(PROBLEM STATEMENT): Repeat all the records exactly, omitting pictures.
____
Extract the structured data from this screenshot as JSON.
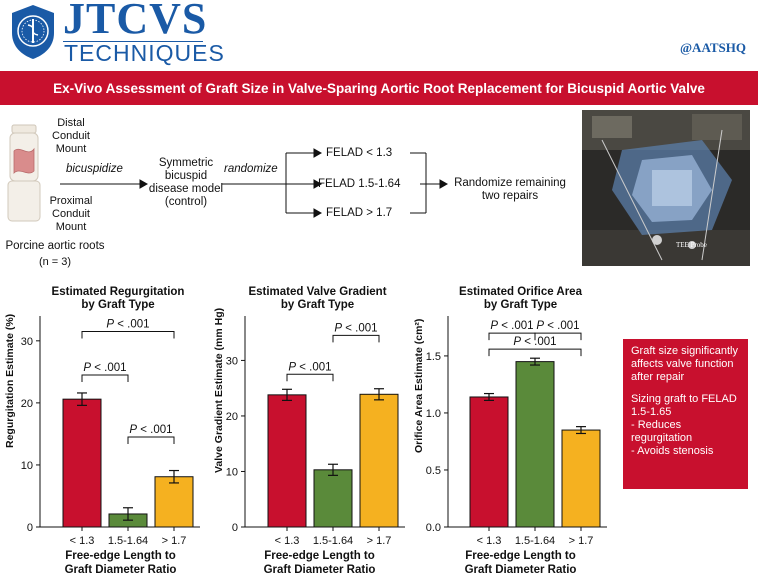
{
  "header": {
    "brand": "JTCVS",
    "brand_sub": "TECHNIQUES",
    "handle": "@AATSHQ"
  },
  "title": "Ex-Vivo Assessment of Graft Size in Valve-Sparing Aortic Root Replacement for Bicuspid Aortic Valve",
  "flow": {
    "distal_label": "Distal Conduit Mount",
    "proximal_label": "Proximal Conduit Mount",
    "specimen_label": "Porcine aortic roots",
    "specimen_n": "(n = 3)",
    "step1": "bicuspidize",
    "model": "Symmetric bicuspid disease model (control)",
    "step2": "randomize",
    "groups": [
      "FELAD < 1.3",
      "FELAD 1.5-1.64",
      "FELAD > 1.7"
    ],
    "outcome": "Randomize remaining two repairs"
  },
  "photo": {
    "caption": "TEE Probe"
  },
  "colors": {
    "red": "#c8102e",
    "green": "#5a8a3a",
    "orange": "#f5b120",
    "blue": "#1a5aa6"
  },
  "takeaway": {
    "line1": "Graft size significantly affects valve function after repair",
    "line2": "Sizing graft to FELAD 1.5-1.65",
    "bullet1": "- Reduces regurgitation",
    "bullet2": "- Avoids stenosis"
  },
  "chart_data": [
    {
      "type": "bar",
      "title": "Estimated Regurgitation by Graft Type",
      "ylabel": "Regurgitation Estimate (%)",
      "xlabel": "Free-edge Length to Graft Diameter Ratio",
      "categories": [
        "< 1.3",
        "1.5-1.64",
        "> 1.7"
      ],
      "values": [
        20.6,
        2.1,
        8.1
      ],
      "errors": [
        1.0,
        1.0,
        1.0
      ],
      "ylim": [
        0,
        34
      ],
      "yticks": [
        0,
        10,
        20,
        30
      ],
      "comparisons": [
        {
          "a": 0,
          "b": 2,
          "level": 31.5,
          "label": "P < .001"
        },
        {
          "a": 0,
          "b": 1,
          "level": 24.5,
          "label": "P < .001"
        },
        {
          "a": 1,
          "b": 2,
          "level": 14.5,
          "label": "P < .001"
        }
      ]
    },
    {
      "type": "bar",
      "title": "Estimated Valve Gradient by Graft Type",
      "ylabel": "Valve Gradient Estimate (mm Hg)",
      "xlabel": "Free-edge Length to Graft Diameter Ratio",
      "categories": [
        "< 1.3",
        "1.5-1.64",
        "> 1.7"
      ],
      "values": [
        23.8,
        10.3,
        23.9
      ],
      "errors": [
        1.0,
        1.0,
        1.0
      ],
      "ylim": [
        0,
        38
      ],
      "yticks": [
        0,
        10,
        20,
        30
      ],
      "comparisons": [
        {
          "a": 0,
          "b": 1,
          "level": 27.5,
          "label": "P < .001"
        },
        {
          "a": 1,
          "b": 2,
          "level": 34.5,
          "label": "P < .001"
        }
      ]
    },
    {
      "type": "bar",
      "title": "Estimated Orifice Area by Graft Type",
      "ylabel": "Orifice Area Estimate (cm²)",
      "xlabel": "Free-edge Length to Graft Diameter Ratio",
      "categories": [
        "< 1.3",
        "1.5-1.64",
        "> 1.7"
      ],
      "values": [
        1.14,
        1.45,
        0.85
      ],
      "errors": [
        0.03,
        0.03,
        0.03
      ],
      "ylim": [
        0,
        1.85
      ],
      "yticks": [
        0.0,
        0.5,
        1.0,
        1.5
      ],
      "comparisons": [
        {
          "a": 0,
          "b": 1,
          "level": 1.7,
          "label": "P < .001"
        },
        {
          "a": 1,
          "b": 2,
          "level": 1.7,
          "label": "P < .001"
        },
        {
          "a": 0,
          "b": 2,
          "level": 1.56,
          "label": "P < .001"
        }
      ]
    }
  ]
}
____
(FINAL ANSWER):
Extract the structured data from this screenshot as JSON.
{
  "header": {
    "brand": "JTCVS",
    "brand_sub": "TECHNIQUES",
    "handle": "@AATSHQ"
  },
  "title": "Ex-Vivo Assessment of Graft Size in Valve-Sparing Aortic Root Replacement for Bicuspid Aortic Valve",
  "flow": {
    "distal_label": "Distal Conduit Mount",
    "proximal_label": "Proximal Conduit Mount",
    "specimen_label": "Porcine aortic roots",
    "specimen_n": "(n = 3)",
    "step1": "bicuspidize",
    "model": "Symmetric bicuspid disease model (control)",
    "step2": "randomize",
    "groups": [
      "FELAD < 1.3",
      "FELAD 1.5-1.64",
      "FELAD > 1.7"
    ],
    "outcome": "Randomize remaining two repairs"
  },
  "photo": {
    "caption": "TEE Probe"
  },
  "colors": {
    "red": "#c8102e",
    "green": "#5a8a3a",
    "orange": "#f5b120",
    "blue": "#1a5aa6"
  },
  "takeaway": {
    "line1": "Graft size significantly affects valve function after repair",
    "line2": "Sizing graft to FELAD 1.5-1.65",
    "bullet1": "- Reduces regurgitation",
    "bullet2": "- Avoids stenosis"
  },
  "chart_data": [
    {
      "type": "bar",
      "title": "Estimated Regurgitation by Graft Type",
      "ylabel": "Regurgitation Estimate (%)",
      "xlabel": "Free-edge Length to Graft Diameter Ratio",
      "categories": [
        "< 1.3",
        "1.5-1.64",
        "> 1.7"
      ],
      "values": [
        20.6,
        2.1,
        8.1
      ],
      "errors": [
        1.0,
        1.0,
        1.0
      ],
      "ylim": [
        0,
        34
      ],
      "yticks": [
        0,
        10,
        20,
        30
      ],
      "comparisons": [
        {
          "a": 0,
          "b": 2,
          "level": 31.5,
          "label": "P < .001"
        },
        {
          "a": 0,
          "b": 1,
          "level": 24.5,
          "label": "P < .001"
        },
        {
          "a": 1,
          "b": 2,
          "level": 14.5,
          "label": "P < .001"
        }
      ]
    },
    {
      "type": "bar",
      "title": "Estimated Valve Gradient by Graft Type",
      "ylabel": "Valve Gradient Estimate (mm Hg)",
      "xlabel": "Free-edge Length to Graft Diameter Ratio",
      "categories": [
        "< 1.3",
        "1.5-1.64",
        "> 1.7"
      ],
      "values": [
        23.8,
        10.3,
        23.9
      ],
      "errors": [
        1.0,
        1.0,
        1.0
      ],
      "ylim": [
        0,
        38
      ],
      "yticks": [
        0,
        10,
        20,
        30
      ],
      "comparisons": [
        {
          "a": 0,
          "b": 1,
          "level": 27.5,
          "label": "P < .001"
        },
        {
          "a": 1,
          "b": 2,
          "level": 34.5,
          "label": "P < .001"
        }
      ]
    },
    {
      "type": "bar",
      "title": "Estimated Orifice Area by Graft Type",
      "ylabel": "Orifice Area Estimate (cm²)",
      "xlabel": "Free-edge Length to Graft Diameter Ratio",
      "categories": [
        "< 1.3",
        "1.5-1.64",
        "> 1.7"
      ],
      "values": [
        1.14,
        1.45,
        0.85
      ],
      "errors": [
        0.03,
        0.03,
        0.03
      ],
      "ylim": [
        0,
        1.85
      ],
      "yticks": [
        0.0,
        0.5,
        1.0,
        1.5
      ],
      "comparisons": [
        {
          "a": 0,
          "b": 1,
          "level": 1.7,
          "label": "P < .001"
        },
        {
          "a": 1,
          "b": 2,
          "level": 1.7,
          "label": "P < .001"
        },
        {
          "a": 0,
          "b": 2,
          "level": 1.56,
          "label": "P < .001"
        }
      ]
    }
  ]
}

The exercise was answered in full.